* **The request**: Write out the material below again, unchanged.

-*-*-

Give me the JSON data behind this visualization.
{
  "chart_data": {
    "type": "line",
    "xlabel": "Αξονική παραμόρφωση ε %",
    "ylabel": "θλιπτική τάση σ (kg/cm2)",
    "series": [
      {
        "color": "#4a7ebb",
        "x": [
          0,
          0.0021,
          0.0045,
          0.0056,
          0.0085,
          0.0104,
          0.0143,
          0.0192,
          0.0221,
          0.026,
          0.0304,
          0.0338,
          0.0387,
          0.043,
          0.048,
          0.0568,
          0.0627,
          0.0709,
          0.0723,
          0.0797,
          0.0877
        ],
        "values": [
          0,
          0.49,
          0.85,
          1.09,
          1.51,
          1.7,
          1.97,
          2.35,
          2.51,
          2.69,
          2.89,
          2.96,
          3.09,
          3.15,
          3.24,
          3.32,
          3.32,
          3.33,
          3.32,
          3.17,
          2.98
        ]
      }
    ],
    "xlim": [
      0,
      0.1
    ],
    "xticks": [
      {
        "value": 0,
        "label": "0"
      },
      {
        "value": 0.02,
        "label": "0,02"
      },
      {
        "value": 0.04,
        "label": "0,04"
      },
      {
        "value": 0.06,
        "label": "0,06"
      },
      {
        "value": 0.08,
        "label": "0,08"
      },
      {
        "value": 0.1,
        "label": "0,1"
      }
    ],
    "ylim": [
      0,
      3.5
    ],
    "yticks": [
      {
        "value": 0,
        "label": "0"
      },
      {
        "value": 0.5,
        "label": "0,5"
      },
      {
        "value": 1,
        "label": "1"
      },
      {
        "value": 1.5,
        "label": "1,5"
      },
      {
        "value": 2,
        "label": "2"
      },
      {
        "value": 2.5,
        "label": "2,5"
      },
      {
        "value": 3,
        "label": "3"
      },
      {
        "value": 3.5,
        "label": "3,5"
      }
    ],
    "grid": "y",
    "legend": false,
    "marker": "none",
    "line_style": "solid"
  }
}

-*-*-

* **Complete output**:
Give me the JSON data behind this visualization.
{
  "chart_data": {
    "type": "line",
    "xlabel": "Αξονική παραμόρφωση ε %",
    "ylabel": "θλιπτική τάση σ (kg/cm2)",
    "series": [
      {
        "color": "#4a7ebb",
        "x": [
          0,
          0.0021,
          0.0045,
          0.0056,
          0.0085,
          0.0104,
          0.0143,
          0.0192,
          0.0221,
          0.026,
          0.0304,
          0.0338,
          0.0387,
          0.043,
          0.048,
          0.0568,
          0.0627,
          0.0709,
          0.0723,
          0.0797,
          0.0877
        ],
        "values": [
          0,
          0.49,
          0.85,
          1.09,
          1.51,
          1.7,
          1.97,
          2.35,
          2.51,
          2.69,
          2.89,
          2.96,
          3.09,
          3.15,
          3.24,
          3.32,
          3.32,
          3.33,
          3.32,
          3.17,
          2.98
        ]
      }
    ],
    "xlim": [
      0,
      0.1
    ],
    "xticks": [
      {
        "value": 0,
        "label": "0"
      },
      {
        "value": 0.02,
        "label": "0,02"
      },
      {
        "value": 0.04,
        "label": "0,04"
      },
      {
        "value": 0.06,
        "label": "0,06"
      },
      {
        "value": 0.08,
        "label": "0,08"
      },
      {
        "value": 0.1,
        "label": "0,1"
      }
    ],
    "ylim": [
      0,
      3.5
    ],
    "yticks": [
      {
        "value": 0,
        "label": "0"
      },
      {
        "value": 0.5,
        "label": "0,5"
      },
      {
        "value": 1,
        "label": "1"
      },
      {
        "value": 1.5,
        "label": "1,5"
      },
      {
        "value": 2,
        "label": "2"
      },
      {
        "value": 2.5,
        "label": "2,5"
      },
      {
        "value": 3,
        "label": "3"
      },
      {
        "value": 3.5,
        "label": "3,5"
      }
    ],
    "grid": "y",
    "legend": false,
    "marker": "none",
    "line_style": "solid"
  }
}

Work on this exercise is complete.